#### [Problem to work on]
Search the records below for the word "type" and show every line where it occurs.

#### [Record excerpts]
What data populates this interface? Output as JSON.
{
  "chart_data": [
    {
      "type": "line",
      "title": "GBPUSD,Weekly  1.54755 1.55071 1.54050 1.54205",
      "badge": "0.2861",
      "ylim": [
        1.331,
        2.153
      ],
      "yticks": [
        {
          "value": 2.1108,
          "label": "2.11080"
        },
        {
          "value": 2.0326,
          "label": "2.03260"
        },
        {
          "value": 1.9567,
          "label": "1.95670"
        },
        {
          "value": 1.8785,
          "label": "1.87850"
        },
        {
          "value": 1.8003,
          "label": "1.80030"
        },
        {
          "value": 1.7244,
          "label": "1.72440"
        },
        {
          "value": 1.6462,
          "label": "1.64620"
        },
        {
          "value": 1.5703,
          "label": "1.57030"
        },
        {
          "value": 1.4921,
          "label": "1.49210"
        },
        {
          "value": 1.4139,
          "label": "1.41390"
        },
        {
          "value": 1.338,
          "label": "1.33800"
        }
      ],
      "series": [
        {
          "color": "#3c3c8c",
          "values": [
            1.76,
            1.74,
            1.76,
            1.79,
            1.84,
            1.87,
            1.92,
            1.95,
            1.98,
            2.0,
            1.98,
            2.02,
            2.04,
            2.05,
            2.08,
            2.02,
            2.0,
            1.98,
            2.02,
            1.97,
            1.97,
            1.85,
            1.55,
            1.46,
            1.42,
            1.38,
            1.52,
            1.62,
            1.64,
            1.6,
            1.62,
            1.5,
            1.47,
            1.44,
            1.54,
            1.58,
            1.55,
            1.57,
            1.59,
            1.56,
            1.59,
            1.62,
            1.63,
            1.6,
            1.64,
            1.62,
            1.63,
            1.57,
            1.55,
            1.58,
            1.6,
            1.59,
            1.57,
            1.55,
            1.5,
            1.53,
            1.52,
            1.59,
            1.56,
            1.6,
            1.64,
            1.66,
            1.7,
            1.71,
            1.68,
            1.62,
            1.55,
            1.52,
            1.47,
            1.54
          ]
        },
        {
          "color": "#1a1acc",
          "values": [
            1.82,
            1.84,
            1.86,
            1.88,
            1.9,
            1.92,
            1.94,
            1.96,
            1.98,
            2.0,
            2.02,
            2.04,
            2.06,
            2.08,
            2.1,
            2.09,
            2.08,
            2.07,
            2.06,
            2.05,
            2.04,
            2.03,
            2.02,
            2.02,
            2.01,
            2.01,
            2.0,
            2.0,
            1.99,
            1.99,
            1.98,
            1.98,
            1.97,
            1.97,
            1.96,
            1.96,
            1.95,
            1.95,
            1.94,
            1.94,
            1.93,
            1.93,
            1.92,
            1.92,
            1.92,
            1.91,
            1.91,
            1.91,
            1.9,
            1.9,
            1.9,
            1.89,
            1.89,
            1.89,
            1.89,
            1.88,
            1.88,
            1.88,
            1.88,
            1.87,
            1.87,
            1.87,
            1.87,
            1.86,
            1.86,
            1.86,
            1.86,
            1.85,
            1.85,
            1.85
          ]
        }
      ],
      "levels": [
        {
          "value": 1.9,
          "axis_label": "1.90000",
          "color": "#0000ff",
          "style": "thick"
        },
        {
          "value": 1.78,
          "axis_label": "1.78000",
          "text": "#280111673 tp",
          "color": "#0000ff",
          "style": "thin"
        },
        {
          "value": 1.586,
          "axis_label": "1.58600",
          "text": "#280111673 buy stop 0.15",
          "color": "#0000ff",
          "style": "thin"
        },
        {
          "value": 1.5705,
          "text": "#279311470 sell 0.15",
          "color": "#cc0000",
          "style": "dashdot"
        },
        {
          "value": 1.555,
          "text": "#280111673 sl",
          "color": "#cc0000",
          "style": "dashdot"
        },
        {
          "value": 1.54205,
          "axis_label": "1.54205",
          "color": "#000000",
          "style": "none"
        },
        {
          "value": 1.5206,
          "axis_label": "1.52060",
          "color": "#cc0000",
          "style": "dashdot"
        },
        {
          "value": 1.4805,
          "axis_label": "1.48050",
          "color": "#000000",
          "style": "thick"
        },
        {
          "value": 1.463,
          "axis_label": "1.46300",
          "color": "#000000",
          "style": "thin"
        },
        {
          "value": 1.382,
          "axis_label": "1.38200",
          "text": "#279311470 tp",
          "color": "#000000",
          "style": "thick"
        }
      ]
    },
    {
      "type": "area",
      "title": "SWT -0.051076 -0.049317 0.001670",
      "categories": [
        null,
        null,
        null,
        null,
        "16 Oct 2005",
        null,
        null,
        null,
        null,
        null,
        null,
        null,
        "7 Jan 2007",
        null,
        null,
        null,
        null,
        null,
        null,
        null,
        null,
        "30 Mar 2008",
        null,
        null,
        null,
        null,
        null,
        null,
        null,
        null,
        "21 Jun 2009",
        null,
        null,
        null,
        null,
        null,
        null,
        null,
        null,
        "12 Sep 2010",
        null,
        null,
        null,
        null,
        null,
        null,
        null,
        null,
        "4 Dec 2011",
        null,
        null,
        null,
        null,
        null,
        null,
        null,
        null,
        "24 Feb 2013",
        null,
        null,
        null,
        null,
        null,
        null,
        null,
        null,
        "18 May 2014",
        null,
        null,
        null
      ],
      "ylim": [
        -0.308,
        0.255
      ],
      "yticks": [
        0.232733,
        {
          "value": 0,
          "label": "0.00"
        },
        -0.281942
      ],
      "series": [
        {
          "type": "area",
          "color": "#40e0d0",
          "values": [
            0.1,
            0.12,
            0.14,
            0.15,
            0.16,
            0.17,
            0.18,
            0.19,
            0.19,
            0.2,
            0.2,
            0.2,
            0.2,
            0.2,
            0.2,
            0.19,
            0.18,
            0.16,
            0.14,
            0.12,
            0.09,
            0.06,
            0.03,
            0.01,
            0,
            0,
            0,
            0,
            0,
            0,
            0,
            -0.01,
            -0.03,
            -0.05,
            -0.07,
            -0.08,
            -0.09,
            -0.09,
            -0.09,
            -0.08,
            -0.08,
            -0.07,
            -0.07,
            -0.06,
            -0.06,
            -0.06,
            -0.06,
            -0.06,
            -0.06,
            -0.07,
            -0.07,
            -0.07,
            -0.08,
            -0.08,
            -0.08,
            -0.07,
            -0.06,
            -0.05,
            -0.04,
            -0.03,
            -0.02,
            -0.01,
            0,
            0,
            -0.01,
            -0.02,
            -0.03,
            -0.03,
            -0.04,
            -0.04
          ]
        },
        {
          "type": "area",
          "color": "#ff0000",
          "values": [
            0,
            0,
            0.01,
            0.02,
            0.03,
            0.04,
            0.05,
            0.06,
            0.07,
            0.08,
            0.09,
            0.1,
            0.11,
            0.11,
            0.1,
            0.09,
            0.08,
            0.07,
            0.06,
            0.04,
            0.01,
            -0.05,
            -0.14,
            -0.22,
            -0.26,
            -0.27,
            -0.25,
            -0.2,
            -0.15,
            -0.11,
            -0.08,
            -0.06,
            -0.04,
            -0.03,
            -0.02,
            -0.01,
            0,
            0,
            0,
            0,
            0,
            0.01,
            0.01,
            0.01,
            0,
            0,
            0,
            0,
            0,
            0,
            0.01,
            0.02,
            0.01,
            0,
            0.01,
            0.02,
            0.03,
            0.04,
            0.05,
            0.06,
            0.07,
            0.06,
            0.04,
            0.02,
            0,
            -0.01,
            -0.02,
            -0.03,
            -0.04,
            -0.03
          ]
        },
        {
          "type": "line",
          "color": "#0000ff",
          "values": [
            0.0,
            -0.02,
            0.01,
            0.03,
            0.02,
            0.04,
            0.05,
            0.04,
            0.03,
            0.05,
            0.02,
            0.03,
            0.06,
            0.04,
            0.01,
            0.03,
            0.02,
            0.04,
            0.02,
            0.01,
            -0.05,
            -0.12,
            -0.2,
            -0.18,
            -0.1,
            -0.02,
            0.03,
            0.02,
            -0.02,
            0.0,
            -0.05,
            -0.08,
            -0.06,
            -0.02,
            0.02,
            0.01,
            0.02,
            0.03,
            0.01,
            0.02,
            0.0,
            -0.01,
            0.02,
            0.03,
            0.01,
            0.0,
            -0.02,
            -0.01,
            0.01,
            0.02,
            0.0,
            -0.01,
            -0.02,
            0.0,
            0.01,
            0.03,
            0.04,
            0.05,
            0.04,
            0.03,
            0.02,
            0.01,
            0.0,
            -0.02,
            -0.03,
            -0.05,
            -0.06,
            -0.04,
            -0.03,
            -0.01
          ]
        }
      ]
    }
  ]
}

#### [Task result]
      "type": "line",
      "type": "area",
          "type": "area",
          "type": "area",
          "type": "line",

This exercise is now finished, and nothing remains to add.